= Information provided =
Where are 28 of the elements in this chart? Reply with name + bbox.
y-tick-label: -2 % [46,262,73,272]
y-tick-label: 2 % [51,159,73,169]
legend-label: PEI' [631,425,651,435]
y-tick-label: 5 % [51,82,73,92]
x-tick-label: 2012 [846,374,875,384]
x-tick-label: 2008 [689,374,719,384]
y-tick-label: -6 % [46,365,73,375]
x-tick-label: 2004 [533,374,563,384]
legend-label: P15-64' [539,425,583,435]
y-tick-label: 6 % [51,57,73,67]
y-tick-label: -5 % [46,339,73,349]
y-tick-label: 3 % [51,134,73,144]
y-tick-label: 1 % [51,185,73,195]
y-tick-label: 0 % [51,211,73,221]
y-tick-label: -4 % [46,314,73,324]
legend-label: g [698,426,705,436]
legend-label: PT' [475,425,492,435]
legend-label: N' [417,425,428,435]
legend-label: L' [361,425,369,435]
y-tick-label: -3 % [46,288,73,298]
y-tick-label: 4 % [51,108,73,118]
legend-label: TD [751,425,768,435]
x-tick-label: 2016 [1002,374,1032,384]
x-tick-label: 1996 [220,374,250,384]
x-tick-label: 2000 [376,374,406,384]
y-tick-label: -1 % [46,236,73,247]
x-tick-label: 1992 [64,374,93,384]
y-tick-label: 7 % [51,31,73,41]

...

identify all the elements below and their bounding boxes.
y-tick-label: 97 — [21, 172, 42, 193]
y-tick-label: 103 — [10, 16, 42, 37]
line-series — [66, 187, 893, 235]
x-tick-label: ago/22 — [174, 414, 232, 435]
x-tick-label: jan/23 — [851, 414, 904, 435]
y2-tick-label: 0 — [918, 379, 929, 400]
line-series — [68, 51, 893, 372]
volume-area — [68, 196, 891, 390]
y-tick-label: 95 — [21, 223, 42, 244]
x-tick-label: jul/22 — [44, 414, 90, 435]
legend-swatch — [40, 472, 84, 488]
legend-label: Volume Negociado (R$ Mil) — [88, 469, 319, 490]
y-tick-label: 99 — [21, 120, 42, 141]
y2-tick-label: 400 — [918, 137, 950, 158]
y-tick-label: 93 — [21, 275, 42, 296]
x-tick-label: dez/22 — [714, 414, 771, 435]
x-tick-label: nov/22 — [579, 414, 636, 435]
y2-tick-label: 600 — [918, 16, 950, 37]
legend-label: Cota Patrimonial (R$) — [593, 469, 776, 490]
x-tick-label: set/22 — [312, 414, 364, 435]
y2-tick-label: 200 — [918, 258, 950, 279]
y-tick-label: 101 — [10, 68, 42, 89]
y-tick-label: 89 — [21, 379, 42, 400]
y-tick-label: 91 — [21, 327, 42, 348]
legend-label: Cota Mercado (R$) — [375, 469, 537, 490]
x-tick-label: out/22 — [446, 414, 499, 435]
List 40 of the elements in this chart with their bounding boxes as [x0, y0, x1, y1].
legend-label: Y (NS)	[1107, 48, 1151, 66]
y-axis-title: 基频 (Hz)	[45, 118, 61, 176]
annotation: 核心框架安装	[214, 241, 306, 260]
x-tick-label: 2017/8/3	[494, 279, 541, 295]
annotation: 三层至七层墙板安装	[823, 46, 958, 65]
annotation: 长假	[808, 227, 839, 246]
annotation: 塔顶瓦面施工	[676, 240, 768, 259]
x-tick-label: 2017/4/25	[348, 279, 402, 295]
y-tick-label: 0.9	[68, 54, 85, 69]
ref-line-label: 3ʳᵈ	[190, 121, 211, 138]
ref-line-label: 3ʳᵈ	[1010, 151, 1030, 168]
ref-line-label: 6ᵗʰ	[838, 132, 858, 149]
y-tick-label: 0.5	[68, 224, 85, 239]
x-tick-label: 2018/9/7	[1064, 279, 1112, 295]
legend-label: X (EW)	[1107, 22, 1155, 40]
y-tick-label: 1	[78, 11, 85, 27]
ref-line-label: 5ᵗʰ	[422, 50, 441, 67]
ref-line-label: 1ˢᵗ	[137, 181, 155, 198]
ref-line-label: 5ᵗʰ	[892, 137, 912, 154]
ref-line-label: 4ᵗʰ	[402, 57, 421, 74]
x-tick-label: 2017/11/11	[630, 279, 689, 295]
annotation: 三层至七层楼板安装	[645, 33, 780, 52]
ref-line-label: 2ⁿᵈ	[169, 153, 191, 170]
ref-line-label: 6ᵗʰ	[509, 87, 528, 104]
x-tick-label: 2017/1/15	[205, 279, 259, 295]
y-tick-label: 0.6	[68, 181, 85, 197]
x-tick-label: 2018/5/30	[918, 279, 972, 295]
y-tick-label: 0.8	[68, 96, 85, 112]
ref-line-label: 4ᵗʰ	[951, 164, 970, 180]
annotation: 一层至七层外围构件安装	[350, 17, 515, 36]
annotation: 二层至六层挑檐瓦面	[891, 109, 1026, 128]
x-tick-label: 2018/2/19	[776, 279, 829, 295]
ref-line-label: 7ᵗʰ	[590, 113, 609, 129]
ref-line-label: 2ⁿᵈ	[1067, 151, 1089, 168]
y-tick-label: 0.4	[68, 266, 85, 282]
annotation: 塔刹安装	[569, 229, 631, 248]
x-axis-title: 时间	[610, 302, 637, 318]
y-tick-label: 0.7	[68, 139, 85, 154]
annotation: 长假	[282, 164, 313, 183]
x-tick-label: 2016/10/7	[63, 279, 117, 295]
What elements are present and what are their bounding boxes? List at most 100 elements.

= Written instruction =
Present the part of the listing above that opens with the line containing "Where are 28" and closes with the line containing "y-tick-label: 7 % [51,31,73,41]" as a numbered list, including both of those lines and leaving out any blank lines.

= Answer below =
1. Where are 28 of the elements in this chart? Reply with name + bbox.
2. y-tick-label: -2 % [46,262,73,272]
3. y-tick-label: 2 % [51,159,73,169]
4. legend-label: PEI' [631,425,651,435]
5. y-tick-label: 5 % [51,82,73,92]
6. x-tick-label: 2012 [846,374,875,384]
7. x-tick-label: 2008 [689,374,719,384]
8. y-tick-label: -6 % [46,365,73,375]
9. x-tick-label: 2004 [533,374,563,384]
10. legend-label: P15-64' [539,425,583,435]
11. y-tick-label: 6 % [51,57,73,67]
12. y-tick-label: -5 % [46,339,73,349]
13. y-tick-label: 3 % [51,134,73,144]
14. y-tick-label: 1 % [51,185,73,195]
15. y-tick-label: 0 % [51,211,73,221]
16. y-tick-label: -4 % [46,314,73,324]
17. legend-label: g [698,426,705,436]
18. legend-label: PT' [475,425,492,435]
19. legend-label: N' [417,425,428,435]
20. legend-label: L' [361,425,369,435]
21. y-tick-label: -3 % [46,288,73,298]
22. y-tick-label: 4 % [51,108,73,118]
23. legend-label: TD [751,425,768,435]
24. x-tick-label: 2016 [1002,374,1032,384]
25. x-tick-label: 1996 [220,374,250,384]
26. x-tick-label: 2000 [376,374,406,384]
27. y-tick-label: -1 % [46,236,73,247]
28. x-tick-label: 1992 [64,374,93,384]
29. y-tick-label: 7 % [51,31,73,41]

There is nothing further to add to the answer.